--- START Data excerpts ---

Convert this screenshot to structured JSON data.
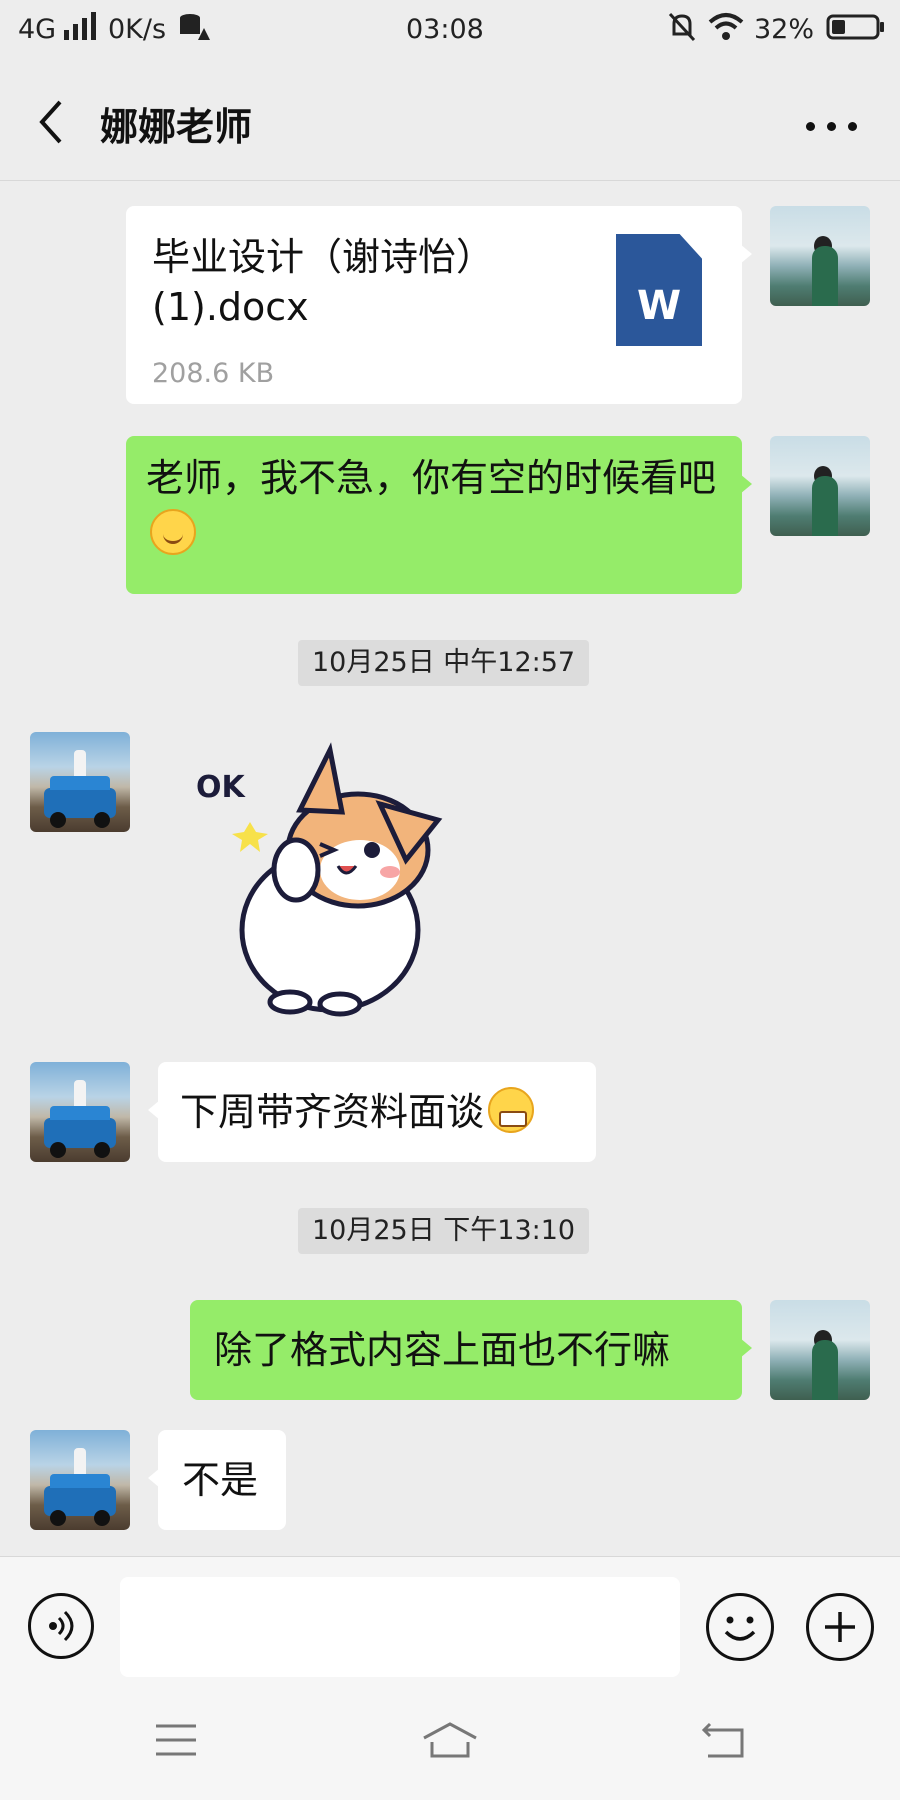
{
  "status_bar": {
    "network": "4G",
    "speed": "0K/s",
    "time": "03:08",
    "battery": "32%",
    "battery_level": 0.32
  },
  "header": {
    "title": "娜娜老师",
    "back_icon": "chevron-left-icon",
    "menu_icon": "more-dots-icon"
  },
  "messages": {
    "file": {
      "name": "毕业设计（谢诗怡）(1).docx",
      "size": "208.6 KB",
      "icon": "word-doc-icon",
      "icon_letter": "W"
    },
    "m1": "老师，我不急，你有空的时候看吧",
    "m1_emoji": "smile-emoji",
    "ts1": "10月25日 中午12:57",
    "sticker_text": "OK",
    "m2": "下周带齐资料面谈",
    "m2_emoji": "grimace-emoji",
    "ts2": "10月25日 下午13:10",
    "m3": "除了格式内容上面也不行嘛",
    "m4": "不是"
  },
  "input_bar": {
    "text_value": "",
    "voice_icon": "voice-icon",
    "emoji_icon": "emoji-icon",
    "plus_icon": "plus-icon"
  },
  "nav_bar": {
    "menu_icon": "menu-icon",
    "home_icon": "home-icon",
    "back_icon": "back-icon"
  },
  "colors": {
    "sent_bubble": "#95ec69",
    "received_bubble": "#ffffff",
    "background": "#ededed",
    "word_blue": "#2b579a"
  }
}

--- END Data excerpts ---

Request
Every entry should be returned exactly as written, minus the pictures.

Completed task
Convert this screenshot to structured JSON data.
{
  "status_bar": {
    "network": "4G",
    "speed": "0K/s",
    "time": "03:08",
    "battery": "32%",
    "battery_level": 0.32
  },
  "header": {
    "title": "娜娜老师",
    "back_icon": "chevron-left-icon",
    "menu_icon": "more-dots-icon"
  },
  "messages": {
    "file": {
      "name": "毕业设计（谢诗怡）(1).docx",
      "size": "208.6 KB",
      "icon": "word-doc-icon",
      "icon_letter": "W"
    },
    "m1": "老师，我不急，你有空的时候看吧",
    "m1_emoji": "smile-emoji",
    "ts1": "10月25日 中午12:57",
    "sticker_text": "OK",
    "m2": "下周带齐资料面谈",
    "m2_emoji": "grimace-emoji",
    "ts2": "10月25日 下午13:10",
    "m3": "除了格式内容上面也不行嘛",
    "m4": "不是"
  },
  "input_bar": {
    "text_value": "",
    "voice_icon": "voice-icon",
    "emoji_icon": "emoji-icon",
    "plus_icon": "plus-icon"
  },
  "nav_bar": {
    "menu_icon": "menu-icon",
    "home_icon": "home-icon",
    "back_icon": "back-icon"
  },
  "colors": {
    "sent_bubble": "#95ec69",
    "received_bubble": "#ffffff",
    "background": "#ededed",
    "word_blue": "#2b579a"
  }
}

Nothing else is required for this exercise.